_What needs to be done_. Count the lines below that contain the word "name" and give only that number.

[Extracts from a graphics dataset]
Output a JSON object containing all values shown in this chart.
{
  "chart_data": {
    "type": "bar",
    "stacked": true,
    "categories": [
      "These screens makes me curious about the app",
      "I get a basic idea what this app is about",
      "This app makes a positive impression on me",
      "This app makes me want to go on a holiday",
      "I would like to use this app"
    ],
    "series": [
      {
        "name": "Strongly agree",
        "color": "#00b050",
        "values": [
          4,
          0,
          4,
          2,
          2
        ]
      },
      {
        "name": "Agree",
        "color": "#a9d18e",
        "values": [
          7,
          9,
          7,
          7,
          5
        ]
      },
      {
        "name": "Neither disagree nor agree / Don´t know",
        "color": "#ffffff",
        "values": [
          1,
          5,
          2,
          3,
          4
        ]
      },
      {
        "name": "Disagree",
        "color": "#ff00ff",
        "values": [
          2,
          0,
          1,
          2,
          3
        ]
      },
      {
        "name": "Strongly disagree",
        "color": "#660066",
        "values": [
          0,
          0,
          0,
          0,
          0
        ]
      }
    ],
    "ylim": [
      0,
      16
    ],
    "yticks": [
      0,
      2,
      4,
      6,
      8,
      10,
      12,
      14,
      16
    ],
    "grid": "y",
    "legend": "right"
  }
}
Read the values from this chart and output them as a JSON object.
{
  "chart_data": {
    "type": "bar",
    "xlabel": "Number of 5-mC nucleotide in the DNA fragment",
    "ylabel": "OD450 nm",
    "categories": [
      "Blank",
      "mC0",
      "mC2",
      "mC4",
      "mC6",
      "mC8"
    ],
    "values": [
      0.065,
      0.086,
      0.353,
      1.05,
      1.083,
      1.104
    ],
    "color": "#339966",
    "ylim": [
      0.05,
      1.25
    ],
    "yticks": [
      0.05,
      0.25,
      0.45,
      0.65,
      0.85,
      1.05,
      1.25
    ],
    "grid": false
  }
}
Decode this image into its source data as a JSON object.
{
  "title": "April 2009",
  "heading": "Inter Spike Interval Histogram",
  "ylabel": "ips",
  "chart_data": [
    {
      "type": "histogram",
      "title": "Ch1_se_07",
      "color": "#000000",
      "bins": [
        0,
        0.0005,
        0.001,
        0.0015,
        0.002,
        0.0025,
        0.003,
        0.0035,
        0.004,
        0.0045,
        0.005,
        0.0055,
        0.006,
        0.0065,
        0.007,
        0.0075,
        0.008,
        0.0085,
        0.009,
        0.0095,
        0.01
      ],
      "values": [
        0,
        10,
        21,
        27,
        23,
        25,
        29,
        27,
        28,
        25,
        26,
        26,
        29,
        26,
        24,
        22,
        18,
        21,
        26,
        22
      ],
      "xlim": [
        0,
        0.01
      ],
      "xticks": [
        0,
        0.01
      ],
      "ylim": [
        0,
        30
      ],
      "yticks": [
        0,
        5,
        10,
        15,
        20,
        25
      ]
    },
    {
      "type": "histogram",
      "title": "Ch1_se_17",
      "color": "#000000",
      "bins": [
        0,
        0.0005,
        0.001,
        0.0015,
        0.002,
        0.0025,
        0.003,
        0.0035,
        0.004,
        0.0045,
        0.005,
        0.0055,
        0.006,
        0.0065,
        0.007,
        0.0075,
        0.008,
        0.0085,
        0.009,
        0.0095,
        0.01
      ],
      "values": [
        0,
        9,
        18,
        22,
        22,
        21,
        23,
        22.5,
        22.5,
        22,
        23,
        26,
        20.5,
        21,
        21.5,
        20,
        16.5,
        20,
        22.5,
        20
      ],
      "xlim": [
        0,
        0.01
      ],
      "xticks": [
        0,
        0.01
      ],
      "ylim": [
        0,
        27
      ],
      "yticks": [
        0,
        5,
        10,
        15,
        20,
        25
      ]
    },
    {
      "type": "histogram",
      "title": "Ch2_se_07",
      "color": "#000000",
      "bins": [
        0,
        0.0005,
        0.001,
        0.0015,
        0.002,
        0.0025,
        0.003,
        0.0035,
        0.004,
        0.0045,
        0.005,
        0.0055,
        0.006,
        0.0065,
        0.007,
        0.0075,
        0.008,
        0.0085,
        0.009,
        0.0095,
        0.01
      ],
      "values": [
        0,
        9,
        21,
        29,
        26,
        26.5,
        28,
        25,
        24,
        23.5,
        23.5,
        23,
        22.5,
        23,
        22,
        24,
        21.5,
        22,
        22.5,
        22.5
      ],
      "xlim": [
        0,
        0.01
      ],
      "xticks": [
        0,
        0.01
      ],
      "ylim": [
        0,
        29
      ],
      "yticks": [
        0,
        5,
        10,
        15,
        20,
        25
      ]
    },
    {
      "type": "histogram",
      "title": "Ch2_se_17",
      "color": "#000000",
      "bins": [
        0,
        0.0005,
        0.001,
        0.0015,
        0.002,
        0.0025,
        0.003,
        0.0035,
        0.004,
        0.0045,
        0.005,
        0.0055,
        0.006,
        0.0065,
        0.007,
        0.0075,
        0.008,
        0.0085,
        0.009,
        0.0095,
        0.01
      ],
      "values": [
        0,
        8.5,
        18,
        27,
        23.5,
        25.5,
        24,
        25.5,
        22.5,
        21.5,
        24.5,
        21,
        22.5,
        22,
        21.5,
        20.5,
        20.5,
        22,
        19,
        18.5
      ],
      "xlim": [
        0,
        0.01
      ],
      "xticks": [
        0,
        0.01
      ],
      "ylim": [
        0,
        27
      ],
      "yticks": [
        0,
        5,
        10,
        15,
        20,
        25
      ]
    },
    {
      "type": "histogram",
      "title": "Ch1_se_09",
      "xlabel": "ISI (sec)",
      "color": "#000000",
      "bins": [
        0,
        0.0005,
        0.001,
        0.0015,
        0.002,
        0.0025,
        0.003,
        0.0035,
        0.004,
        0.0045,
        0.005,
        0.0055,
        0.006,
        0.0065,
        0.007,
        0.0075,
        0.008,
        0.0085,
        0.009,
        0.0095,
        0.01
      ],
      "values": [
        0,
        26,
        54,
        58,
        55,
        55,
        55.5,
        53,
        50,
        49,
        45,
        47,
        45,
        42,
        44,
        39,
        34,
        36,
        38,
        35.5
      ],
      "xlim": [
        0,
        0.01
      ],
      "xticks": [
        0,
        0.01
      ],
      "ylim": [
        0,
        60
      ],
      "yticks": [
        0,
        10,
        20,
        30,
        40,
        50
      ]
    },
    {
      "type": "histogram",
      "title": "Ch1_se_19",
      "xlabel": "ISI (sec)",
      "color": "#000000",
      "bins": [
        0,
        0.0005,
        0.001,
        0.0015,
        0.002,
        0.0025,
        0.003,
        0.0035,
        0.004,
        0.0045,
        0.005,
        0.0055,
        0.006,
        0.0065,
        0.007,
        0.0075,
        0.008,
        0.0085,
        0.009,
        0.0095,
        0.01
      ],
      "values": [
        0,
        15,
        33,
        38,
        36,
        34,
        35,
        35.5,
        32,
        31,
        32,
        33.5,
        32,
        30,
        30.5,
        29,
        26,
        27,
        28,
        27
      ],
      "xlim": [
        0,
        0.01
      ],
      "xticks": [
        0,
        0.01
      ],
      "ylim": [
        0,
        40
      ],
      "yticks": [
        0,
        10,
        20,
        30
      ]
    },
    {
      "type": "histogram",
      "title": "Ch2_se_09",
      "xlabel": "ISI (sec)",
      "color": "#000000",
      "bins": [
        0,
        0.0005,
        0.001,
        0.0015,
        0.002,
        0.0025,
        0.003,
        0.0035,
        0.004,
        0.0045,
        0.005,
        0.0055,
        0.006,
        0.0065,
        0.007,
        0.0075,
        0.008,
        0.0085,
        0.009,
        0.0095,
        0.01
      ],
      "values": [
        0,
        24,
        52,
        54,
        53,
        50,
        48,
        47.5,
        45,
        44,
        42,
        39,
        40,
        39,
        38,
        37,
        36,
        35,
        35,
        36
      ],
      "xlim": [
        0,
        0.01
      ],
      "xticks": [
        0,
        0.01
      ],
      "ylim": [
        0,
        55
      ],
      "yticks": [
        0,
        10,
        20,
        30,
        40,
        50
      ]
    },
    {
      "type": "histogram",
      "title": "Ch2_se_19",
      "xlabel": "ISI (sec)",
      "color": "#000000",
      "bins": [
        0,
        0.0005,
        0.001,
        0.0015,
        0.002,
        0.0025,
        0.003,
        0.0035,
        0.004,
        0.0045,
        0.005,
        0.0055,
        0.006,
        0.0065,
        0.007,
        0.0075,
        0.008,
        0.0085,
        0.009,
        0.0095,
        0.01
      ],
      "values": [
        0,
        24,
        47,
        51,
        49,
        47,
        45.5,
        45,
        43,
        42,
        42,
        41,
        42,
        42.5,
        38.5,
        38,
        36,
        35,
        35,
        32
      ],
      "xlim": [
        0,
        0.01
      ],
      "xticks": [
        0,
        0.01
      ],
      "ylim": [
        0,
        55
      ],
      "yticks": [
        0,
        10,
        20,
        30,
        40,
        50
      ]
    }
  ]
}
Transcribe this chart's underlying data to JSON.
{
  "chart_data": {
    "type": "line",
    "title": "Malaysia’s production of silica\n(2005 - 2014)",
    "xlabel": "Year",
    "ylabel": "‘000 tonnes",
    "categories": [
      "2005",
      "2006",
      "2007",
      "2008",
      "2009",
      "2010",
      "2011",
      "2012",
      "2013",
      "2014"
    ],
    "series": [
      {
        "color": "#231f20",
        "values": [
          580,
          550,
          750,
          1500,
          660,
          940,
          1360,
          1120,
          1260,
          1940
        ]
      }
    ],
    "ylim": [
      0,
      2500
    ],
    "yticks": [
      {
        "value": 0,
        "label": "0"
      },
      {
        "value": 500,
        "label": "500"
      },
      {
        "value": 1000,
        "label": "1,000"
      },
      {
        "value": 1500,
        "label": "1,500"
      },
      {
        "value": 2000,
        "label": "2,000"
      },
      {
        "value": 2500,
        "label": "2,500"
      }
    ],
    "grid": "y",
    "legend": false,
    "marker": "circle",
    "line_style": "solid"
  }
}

_Solution to this exercise_. 5